-- Start --
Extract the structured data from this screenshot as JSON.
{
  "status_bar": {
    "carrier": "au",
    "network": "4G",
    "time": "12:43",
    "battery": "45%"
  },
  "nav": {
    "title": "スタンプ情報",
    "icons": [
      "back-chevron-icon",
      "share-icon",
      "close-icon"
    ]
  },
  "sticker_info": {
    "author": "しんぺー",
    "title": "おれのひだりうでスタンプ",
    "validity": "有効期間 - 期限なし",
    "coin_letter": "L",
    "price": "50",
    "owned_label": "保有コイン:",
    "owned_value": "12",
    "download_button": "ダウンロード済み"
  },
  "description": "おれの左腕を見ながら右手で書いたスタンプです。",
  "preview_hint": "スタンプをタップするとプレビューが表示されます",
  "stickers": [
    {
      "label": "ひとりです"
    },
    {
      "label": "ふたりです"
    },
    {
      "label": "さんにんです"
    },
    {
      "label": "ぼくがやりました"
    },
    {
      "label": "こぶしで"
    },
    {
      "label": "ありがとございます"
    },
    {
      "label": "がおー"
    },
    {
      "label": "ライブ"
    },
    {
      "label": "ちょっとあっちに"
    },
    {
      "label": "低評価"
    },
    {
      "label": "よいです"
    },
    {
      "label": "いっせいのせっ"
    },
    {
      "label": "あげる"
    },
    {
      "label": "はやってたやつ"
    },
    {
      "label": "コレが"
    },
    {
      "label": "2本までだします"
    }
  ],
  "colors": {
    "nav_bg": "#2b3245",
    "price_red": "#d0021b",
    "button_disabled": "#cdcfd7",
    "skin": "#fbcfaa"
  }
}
-- End --
__DESCRIPTION OF THE TASK__. Reproduce all of the records exactly.

__COMPLETE OUTPUT__.
Extract the structured data from this screenshot as JSON.
{
  "status_bar": {
    "carrier": "au",
    "network": "4G",
    "time": "12:43",
    "battery": "45%"
  },
  "nav": {
    "title": "スタンプ情報",
    "icons": [
      "back-chevron-icon",
      "share-icon",
      "close-icon"
    ]
  },
  "sticker_info": {
    "author": "しんぺー",
    "title": "おれのひだりうでスタンプ",
    "validity": "有効期間 - 期限なし",
    "coin_letter": "L",
    "price": "50",
    "owned_label": "保有コイン:",
    "owned_value": "12",
    "download_button": "ダウンロード済み"
  },
  "description": "おれの左腕を見ながら右手で書いたスタンプです。",
  "preview_hint": "スタンプをタップするとプレビューが表示されます",
  "stickers": [
    {
      "label": "ひとりです"
    },
    {
      "label": "ふたりです"
    },
    {
      "label": "さんにんです"
    },
    {
      "label": "ぼくがやりました"
    },
    {
      "label": "こぶしで"
    },
    {
      "label": "ありがとございます"
    },
    {
      "label": "がおー"
    },
    {
      "label": "ライブ"
    },
    {
      "label": "ちょっとあっちに"
    },
    {
      "label": "低評価"
    },
    {
      "label": "よいです"
    },
    {
      "label": "いっせいのせっ"
    },
    {
      "label": "あげる"
    },
    {
      "label": "はやってたやつ"
    },
    {
      "label": "コレが"
    },
    {
      "label": "2本までだします"
    }
  ],
  "colors": {
    "nav_bg": "#2b3245",
    "price_red": "#d0021b",
    "button_disabled": "#cdcfd7",
    "skin": "#fbcfaa"
  }
}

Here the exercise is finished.